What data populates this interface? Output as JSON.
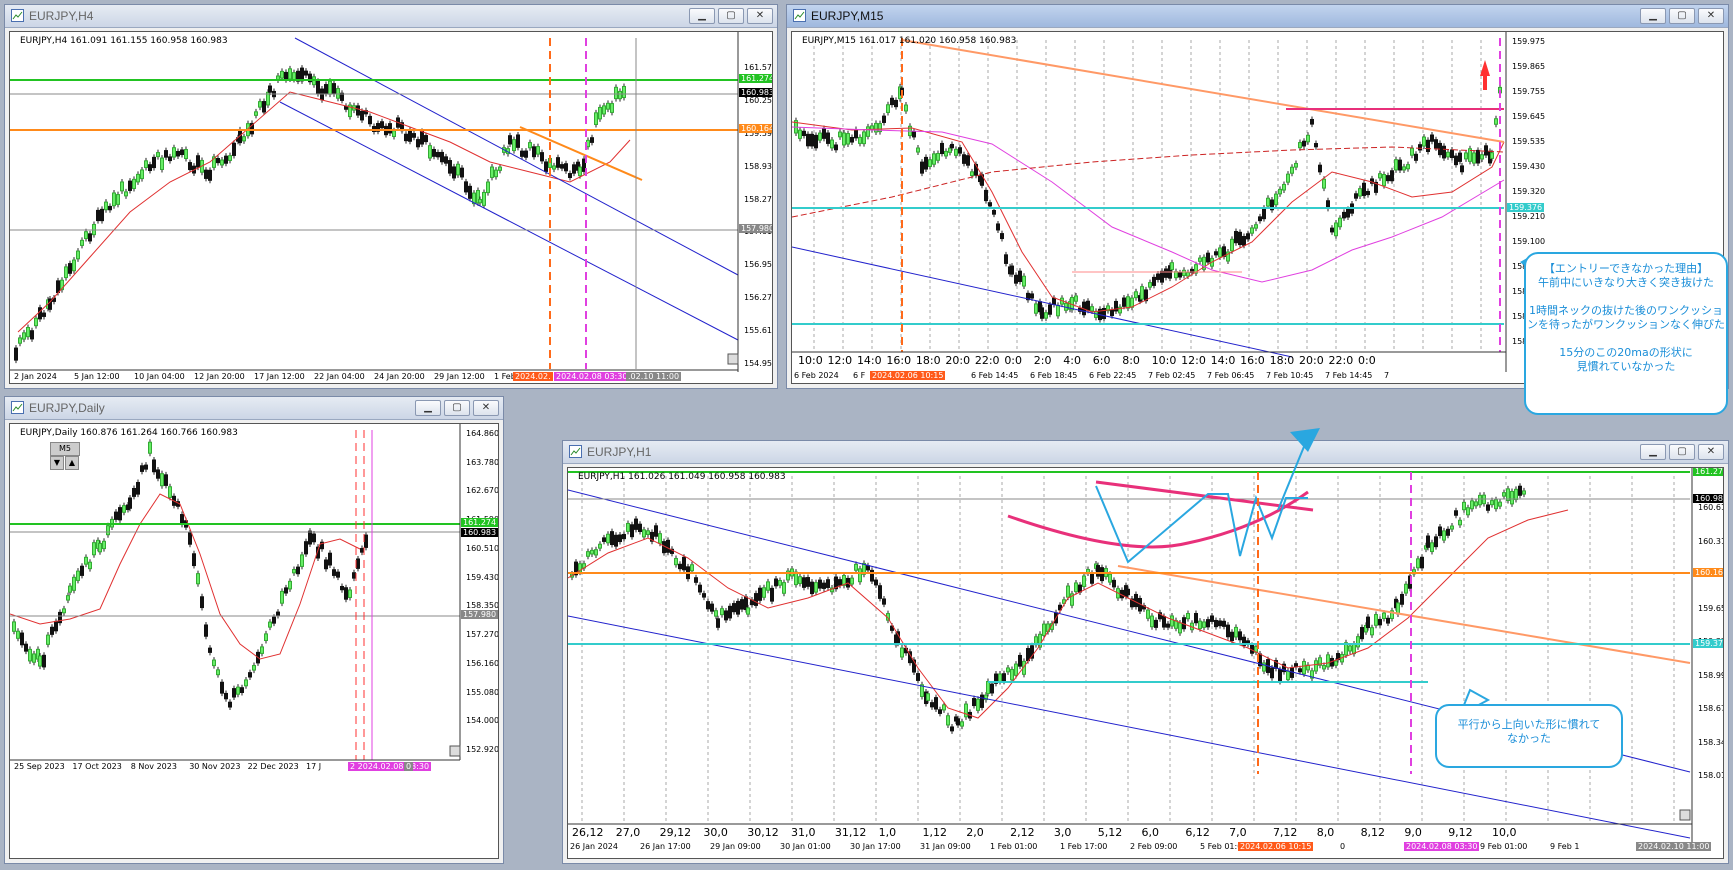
{
  "windows": {
    "h4": {
      "title": "EURJPY,H4",
      "info": "EURJPY,H4  161.091 161.155 160.958 160.983",
      "price_labels": [
        "161.570",
        "160.250",
        "159.590",
        "158.930",
        "158.270",
        "157.610",
        "156.950",
        "156.275",
        "155.615",
        "154.955"
      ],
      "tag_green": "161.274",
      "tag_current": "160.983",
      "tag_orange": "160.164",
      "tag_gray": "157.980",
      "time_labels": [
        "2 Jan 2024",
        "5 Jan 12:00",
        "10 Jan 04:00",
        "12 Jan 20:00",
        "17 Jan 12:00",
        "22 Jan 04:00",
        "24 Jan 20:00",
        "29 Jan 12:00",
        "1 Feb 04"
      ],
      "time_tag_orange": "2024.02.",
      "time_tag_magenta": "2024.02.08 03:30",
      "time_tag_gray": ".02.10 11:00"
    },
    "m15": {
      "title": "EURJPY,M15",
      "info": "EURJPY,M15  161.017 161.020 160.958 160.983",
      "price_labels": [
        "159.975",
        "159.865",
        "159.755",
        "159.645",
        "159.535",
        "159.430",
        "159.320",
        "159.210",
        "159.100",
        "158.990",
        "158.880",
        "158.770",
        "158.660"
      ],
      "tag_cyan": "159.376",
      "hour_labels": [
        "10:0",
        "12:0",
        "14:0",
        "16:0",
        "18:0",
        "20:0",
        "22:0",
        "0:0",
        "2:0",
        "4:0",
        "6:0",
        "8:0",
        "10:0",
        "12:0",
        "14:0",
        "16:0",
        "18:0",
        "20:0",
        "22:0",
        "0:0"
      ],
      "time_labels": [
        "6 Feb 2024",
        "6 F",
        "0:45",
        "6 Feb 14:45",
        "6 Feb 18:45",
        "6 Feb 22:45",
        "7 Feb 02:45",
        "7 Feb 06:45",
        "7 Feb 10:45",
        "7 Feb 14:45",
        "7"
      ],
      "time_tag_orange": "2024.02.06 10:15"
    },
    "daily": {
      "title": "EURJPY,Daily",
      "info": "EURJPY,Daily  160.876 161.264 160.766 160.983",
      "tf_button": "M5",
      "price_labels": [
        "164.860",
        "163.780",
        "162.670",
        "161.590",
        "160.510",
        "159.430",
        "158.350",
        "157.270",
        "156.160",
        "155.080",
        "154.000",
        "152.920"
      ],
      "tag_green": "161.274",
      "tag_current": "160.983",
      "tag_gray": "157.980",
      "time_labels": [
        "25 Sep 2023",
        "17 Oct 2023",
        "8 Nov 2023",
        "30 Nov 2023",
        "22 Dec 2023",
        "17 J"
      ],
      "time_tag_magenta": "2 2024.02.08 03:30",
      "time_tag_gray": "0"
    },
    "h1": {
      "title": "EURJPY,H1",
      "info": "EURJPY,H1  161.026 161.049 160.958 160.983",
      "price_labels": [
        "160.610",
        "160.310",
        "159.990",
        "159.650",
        "159.325",
        "158.990",
        "158.670",
        "158.340",
        "158.010"
      ],
      "tag_green": "161.274",
      "tag_current": "160.983",
      "tag_orange": "160.164",
      "tag_cyan": "159.376",
      "day_labels": [
        "26,12",
        "27,0",
        "29,12",
        "30,0",
        "30,12",
        "31,0",
        "31,12",
        "1,0",
        "1,12",
        "2,0",
        "2,12",
        "3,0",
        "5,12",
        "6,0",
        "6,12",
        "7,0",
        "7,12",
        "8,0",
        "8,12",
        "9,0",
        "9,12",
        "10,0"
      ],
      "time_labels": [
        "26 Jan 2024",
        "26 Jan 17:00",
        "29 Jan 09:00",
        "30 Jan 01:00",
        "30 Jan 17:00",
        "31 Jan 09:00",
        "1 Feb 01:00",
        "1 Feb 17:00",
        "2 Feb 09:00",
        "5 Feb 01:00",
        "5 Feb",
        "0",
        "7 Feb 01:00",
        "9 Feb 01:00",
        "9 Feb 1"
      ],
      "time_tag_orange": "2024.02.06 10:15",
      "time_tag_magenta": "2024.02.08 03:30",
      "time_tag_gray": "2024.02.10 11:00"
    }
  },
  "callouts": {
    "m15_note": {
      "lines": [
        "【エントリーできなかった理由】",
        "午前中にいきなり大きく突き抜けた",
        "",
        "1時間ネックの抜けた後のワンクッショ",
        "ンを待ったがワンクッションなく伸びた",
        "",
        "15分のこの20maの形状に",
        "見慣れていなかった"
      ]
    },
    "h1_note": {
      "lines": [
        "平行から上向いた形に慣れて",
        "なかった"
      ]
    }
  },
  "colors": {
    "green_level": "#22c322",
    "orange_level": "#ff8a1a",
    "cyan_level": "#33cccc",
    "channel": "#2222cc",
    "ma_red": "#e03030",
    "magenta": "#e040e0",
    "pink": "#e8307a",
    "bull": "#66ee66",
    "bear": "#111111"
  }
}
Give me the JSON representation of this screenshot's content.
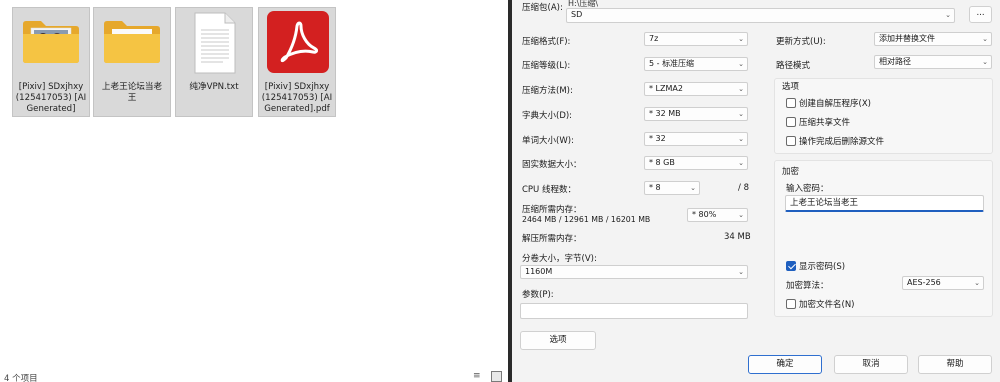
{
  "explorer": {
    "items": [
      {
        "name": "[Pixiv] SDxjhxy (125417053) [AI Generated]",
        "lines": [
          "[Pixiv] SDxjhxy",
          "(125417053) [AI",
          "Generated]"
        ],
        "type": "folder-with-images"
      },
      {
        "name": "上老王论坛当老王",
        "lines": [
          "上老王论坛当老",
          "王"
        ],
        "type": "folder"
      },
      {
        "name": "纯净VPN.txt",
        "lines": [
          "纯净VPN.txt"
        ],
        "type": "text"
      },
      {
        "name": "[Pixiv] SDxjhxy (125417053) [AI Generated].pdf",
        "lines": [
          "[Pixiv] SDxjhxy",
          "(125417053) [AI",
          "Generated].pdf"
        ],
        "type": "pdf"
      }
    ],
    "status": "4 个项目",
    "colors": {
      "folder": "#f5c443",
      "pdf": "#d32020",
      "selection": "#d9d9d9"
    }
  },
  "dialog": {
    "archive_label": "压缩包(A):",
    "archive_sublabel": "H:\\压缩\\",
    "archive_value": "SD",
    "browse_label": "...",
    "format_label": "压缩格式(F):",
    "format_value": "7z",
    "level_label": "压缩等级(L):",
    "level_value": "5 - 标准压缩",
    "method_label": "压缩方法(M):",
    "method_value": "* LZMA2",
    "dict_label": "字典大小(D):",
    "dict_value": "* 32 MB",
    "word_label": "单词大小(W):",
    "word_value": "* 32",
    "solid_label": "固实数据大小：",
    "solid_value": "* 8 GB",
    "threads_label": "CPU 线程数：",
    "threads_value": "* 8",
    "threads_max": "/ 8",
    "mem_comp_label": "压缩所需内存：",
    "mem_comp_detail": "2464 MB / 12961 MB / 16201 MB",
    "mem_percent": "* 80%",
    "mem_decomp_label": "解压所需内存：",
    "mem_decomp_value": "34 MB",
    "split_label": "分卷大小，字节(V):",
    "split_value": "1160M",
    "params_label": "参数(P):",
    "params_value": "",
    "options_button": "选项",
    "update_label": "更新方式(U):",
    "update_value": "添加并替换文件",
    "path_label": "路径模式",
    "path_value": "相对路径",
    "options_group": "选项",
    "opt_sfx": "创建自解压程序(X)",
    "opt_shared": "压缩共享文件",
    "opt_delete": "操作完成后删除源文件",
    "encrypt_group": "加密",
    "password_label": "输入密码：",
    "password_value": "上老王论坛当老王",
    "show_password": "显示密码(S)",
    "enc_method_label": "加密算法：",
    "enc_method_value": "AES-256",
    "encrypt_names": "加密文件名(N)",
    "ok_button": "确定",
    "cancel_button": "取消",
    "help_button": "帮助",
    "accent": "#1f5fbf"
  }
}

**What is expected:** Report how many lines of the listing hold the word "Pixiv", with nothing but the number.

**Reply to the exercise:** 4